___ Exercise input
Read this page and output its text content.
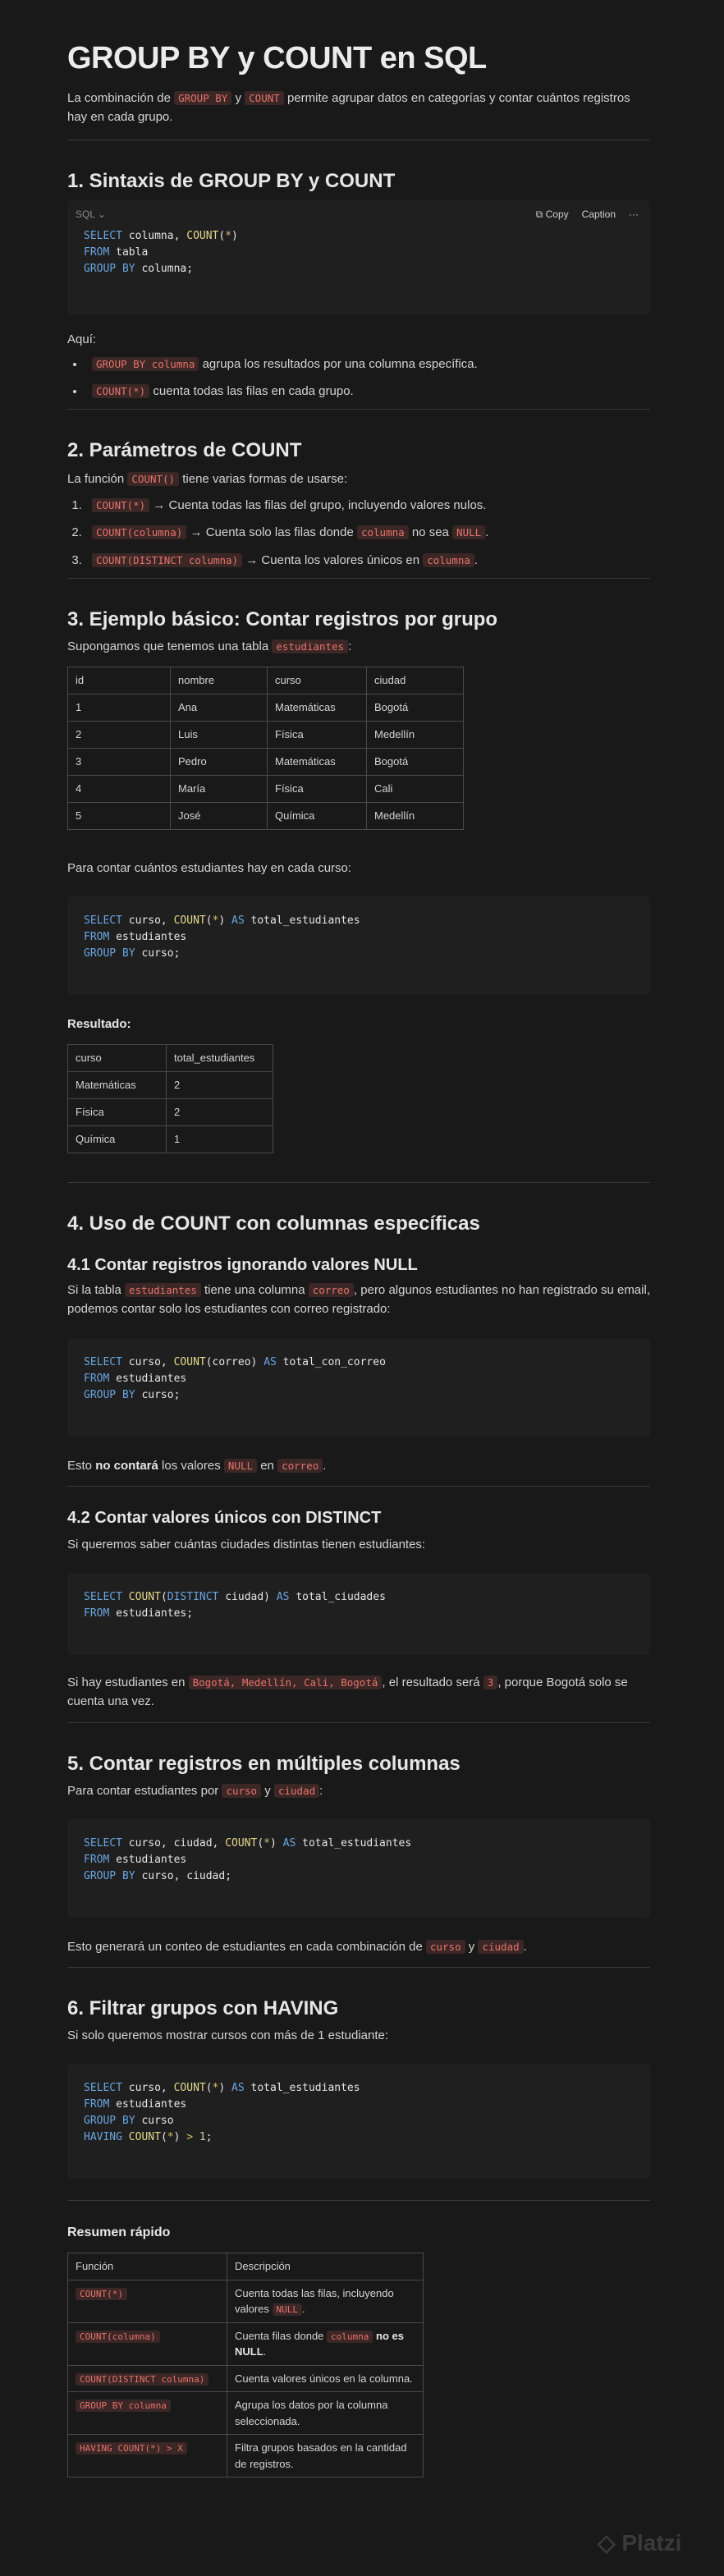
GROUP BY y COUNT en SQL

La combinación de GROUP BY y COUNT permite agrupar datos en categorías y contar cuántos registros hay en cada grupo.

1. Sintaxis de GROUP BY y COUNT
SQL ⌄	⧉ Copy	Caption	···
SELECT columna, COUNT(*)
FROM tabla
GROUP BY columna;

Aquí:

• GROUP BY columna agrupa los resultados por una columna específica.
• COUNT(*) cuenta todas las filas en cada grupo.
2. Parámetros de COUNT

La función COUNT() tiene varias formas de usarse:

1. COUNT(*) → Cuenta todas las filas del grupo, incluyendo valores nulos.
2. COUNT(columna) → Cuenta solo las filas donde columna no sea NULL .
3. COUNT(DISTINCT columna) → Cuenta los valores únicos en columna .
3. Ejemplo básico: Contar registros por grupo

Supongamos que tenemos una tabla estudiantes :

id	nombre	curso	ciudad
1	Ana	Matemáticas	Bogotá
2	Luis	Física	Medellín
3	Pedro	Matemáticas	Bogotá
4	María	Física	Cali
5	José	Química	Medellín

Para contar cuántos estudiantes hay en cada curso:

SELECT curso, COUNT(*) AS total_estudiantes
FROM estudiantes
GROUP BY curso;

Resultado:

curso	total_estudiantes
Matemáticas	2
Física	2
Química	1
4. Uso de COUNT con columnas específicas
4.1 Contar registros ignorando valores NULL

Si la tabla estudiantes tiene una columna correo , pero algunos estudiantes no han registrado su email, podemos contar solo los estudiantes con correo registrado:

SELECT curso, COUNT(correo) AS total_con_correo
FROM estudiantes
GROUP BY curso;

Esto no contará los valores NULL en correo .

4.2 Contar valores únicos con DISTINCT

Si queremos saber cuántas ciudades distintas tienen estudiantes:

SELECT COUNT(DISTINCT ciudad) AS total_ciudades
FROM estudiantes;

Si hay estudiantes en Bogotá, Medellín, Cali, Bogotá , el resultado será 3 , porque Bogotá solo se cuenta una vez.

5. Contar registros en múltiples columnas

Para contar estudiantes por curso y ciudad :

SELECT curso, ciudad, COUNT(*) AS total_estudiantes
FROM estudiantes
GROUP BY curso, ciudad;

Esto generará un conteo de estudiantes en cada combinación de curso y ciudad .

6. Filtrar grupos con HAVING

Si solo queremos mostrar cursos con más de 1 estudiante:

SELECT curso, COUNT(*) AS total_estudiantes
FROM estudiantes
GROUP BY curso
HAVING COUNT(*) > 1;
Resumen rápido
Función	Descripción
COUNT(*)	Cuenta todas las filas, incluyendo valores NULL .
COUNT(columna)	Cuenta filas donde columna no es NULL.
COUNT(DISTINCT columna)	Cuenta valores únicos en la columna.
GROUP BY columna	Agrupa los datos por la columna seleccionada.
HAVING COUNT(*) > X	Filtra grupos basados en la cantidad de registros.
◇ Platzi
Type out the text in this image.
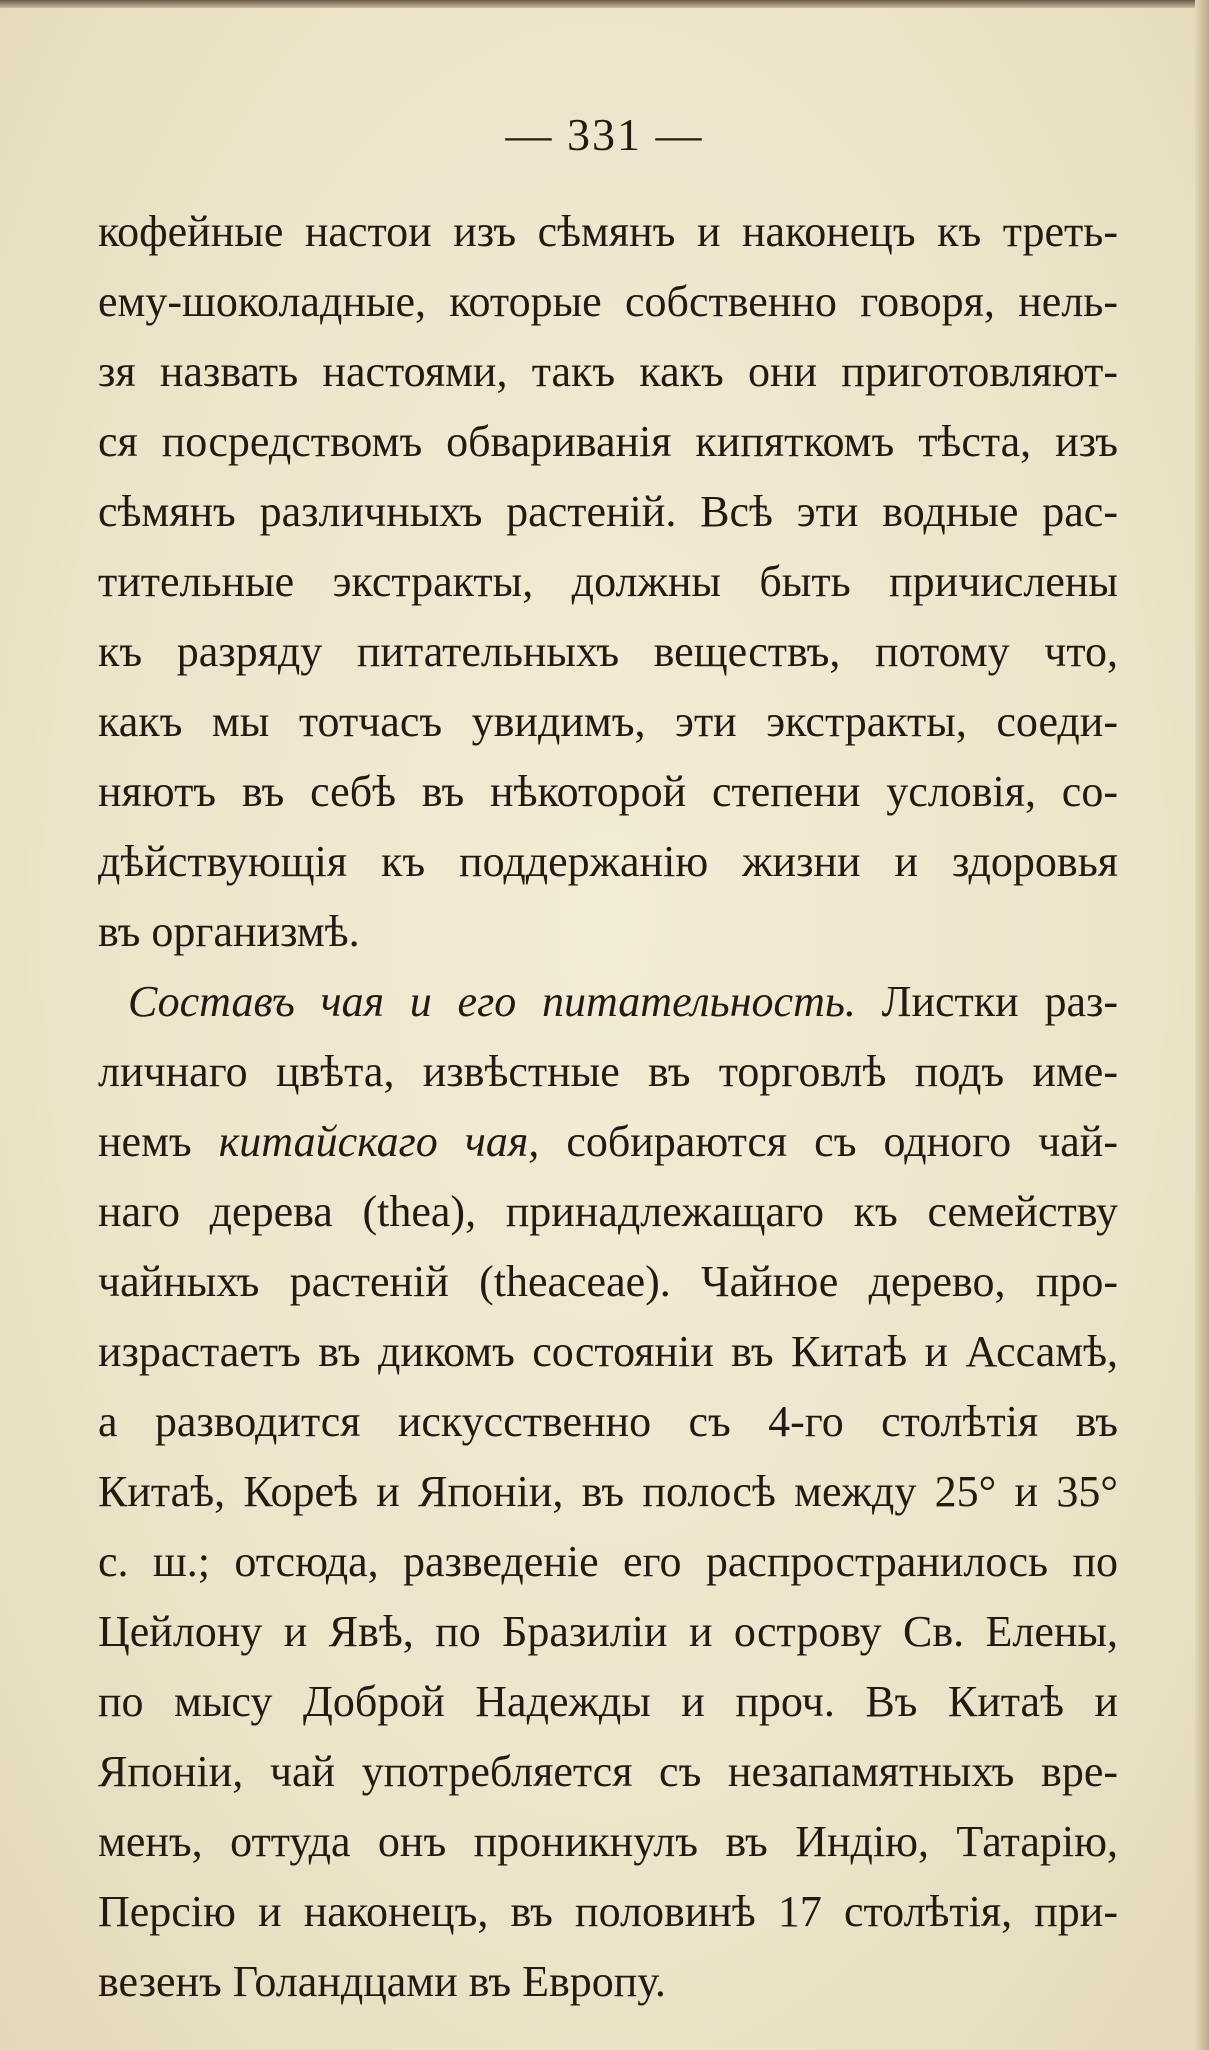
— 331 —
кофейные настои изъ сѣмянъ и наконецъ къ треть-
ему-шоколадные, которые собственно говоря, нель-
зя назвать настоями, такъ какъ они приготовляют-
ся посредствомъ обвариванія кипяткомъ тѣста, изъ
сѣмянъ различныхъ растеній. Всѣ эти водные рас-
тительные экстракты, должны быть причислены
къ разряду питательныхъ веществъ, потому что,
какъ мы тотчасъ увидимъ, эти экстракты, соеди-
няютъ въ себѣ въ нѣкоторой степени условія, со-
дѣйствующія къ поддержанію жизни и здоровья
въ организмѣ.
Составъ чая и его питательность. Листки раз-
личнаго цвѣта, извѣстные въ торговлѣ подъ име-
немъ китайскаго чая, собираются съ одного чай-
наго дерева (thea), принадлежащаго къ семейству
чайныхъ растеній (theaceae). Чайное дерево, про-
израстаетъ въ дикомъ состояніи въ Китаѣ и Ассамѣ,
а разводится искусственно съ 4-го столѣтія въ
Китаѣ, Кореѣ и Японіи, въ полосѣ между 25° и 35°
с. ш.; отсюда, разведеніе его распространилось по
Цейлону и Явѣ, по Бразиліи и острову Св. Елены,
по мысу Доброй Надежды и проч. Въ Китаѣ и
Японіи, чай употребляется съ незапамятныхъ вре-
менъ, оттуда онъ проникнулъ въ Индію, Татарію,
Персію и наконецъ, въ половинѣ 17 столѣтія, при-
везенъ Голандцами въ Европу.
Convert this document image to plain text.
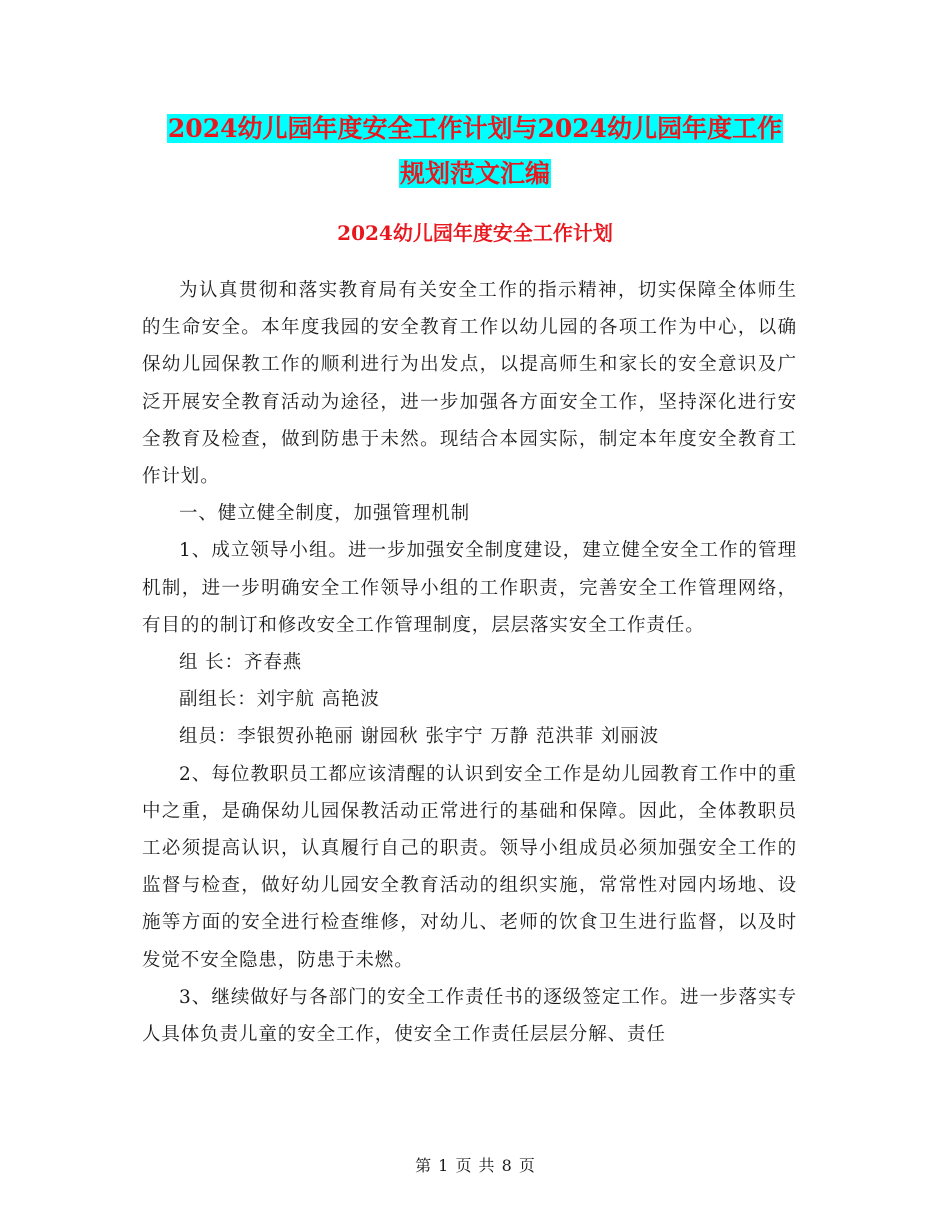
2024幼儿园年度安全工作计划与2024幼儿园年度工作
规划范文汇编
2024幼儿园年度安全工作计划

为认真贯彻和落实教育局有关安全工作的指示精神，切实保障全体师生的生命安全。本年度我园的安全教育工作以幼儿园的各项工作为中心，以确保幼儿园保教工作的顺利进行为出发点，以提高师生和家长的安全意识及广泛开展安全教育活动为途径，进一步加强各方面安全工作，坚持深化进行安全教育及检查，做到防患于未然。现结合本园实际，制定本年度安全教育工作计划。

一、健立健全制度，加强管理机制

1、成立领导小组。进一步加强安全制度建设，建立健全安全工作的管理机制，进一步明确安全工作领导小组的工作职责，完善安全工作管理网络，有目的的制订和修改安全工作管理制度，层层落实安全工作责任。

组 长：齐春燕

副组长：刘宇航 高艳波

组员：李银贺孙艳丽 谢园秋 张宇宁 万静 范洪菲 刘丽波

2、每位教职员工都应该清醒的认识到安全工作是幼儿园教育工作中的重中之重，是确保幼儿园保教活动正常进行的基础和保障。因此，全体教职员工必须提高认识，认真履行自己的职责。领导小组成员必须加强安全工作的监督与检查，做好幼儿园安全教育活动的组织实施，常常性对园内场地、设施等方面的安全进行检查维修，对幼儿、老师的饮食卫生进行监督，以及时发觉不安全隐患，防患于未燃。

3、继续做好与各部门的安全工作责任书的逐级签定工作。进一步落实专人具体负责儿童的安全工作，使安全工作责任层层分解、责任

第 1 页 共 8 页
______
# Aim
Quote exactly the lines from the one that contains "Convert this document image to plain text." through the end of the listing above, both ends included, leaving out the pictures.

# Answer to the exercise
Convert this document image to plain text.
2024幼儿园年度安全工作计划与2024幼儿园年度工作
规划范文汇编
2024幼儿园年度安全工作计划

为认真贯彻和落实教育局有关安全工作的指示精神，切实保障全体师生的生命安全。本年度我园的安全教育工作以幼儿园的各项工作为中心，以确保幼儿园保教工作的顺利进行为出发点，以提高师生和家长的安全意识及广泛开展安全教育活动为途径，进一步加强各方面安全工作，坚持深化进行安全教育及检查，做到防患于未然。现结合本园实际，制定本年度安全教育工作计划。

一、健立健全制度，加强管理机制

1、成立领导小组。进一步加强安全制度建设，建立健全安全工作的管理机制，进一步明确安全工作领导小组的工作职责，完善安全工作管理网络，有目的的制订和修改安全工作管理制度，层层落实安全工作责任。

组 长：齐春燕

副组长：刘宇航 高艳波

组员：李银贺孙艳丽 谢园秋 张宇宁 万静 范洪菲 刘丽波

2、每位教职员工都应该清醒的认识到安全工作是幼儿园教育工作中的重中之重，是确保幼儿园保教活动正常进行的基础和保障。因此，全体教职员工必须提高认识，认真履行自己的职责。领导小组成员必须加强安全工作的监督与检查，做好幼儿园安全教育活动的组织实施，常常性对园内场地、设施等方面的安全进行检查维修，对幼儿、老师的饮食卫生进行监督，以及时发觉不安全隐患，防患于未燃。

3、继续做好与各部门的安全工作责任书的逐级签定工作。进一步落实专人具体负责儿童的安全工作，使安全工作责任层层分解、责任

第 1 页 共 8 页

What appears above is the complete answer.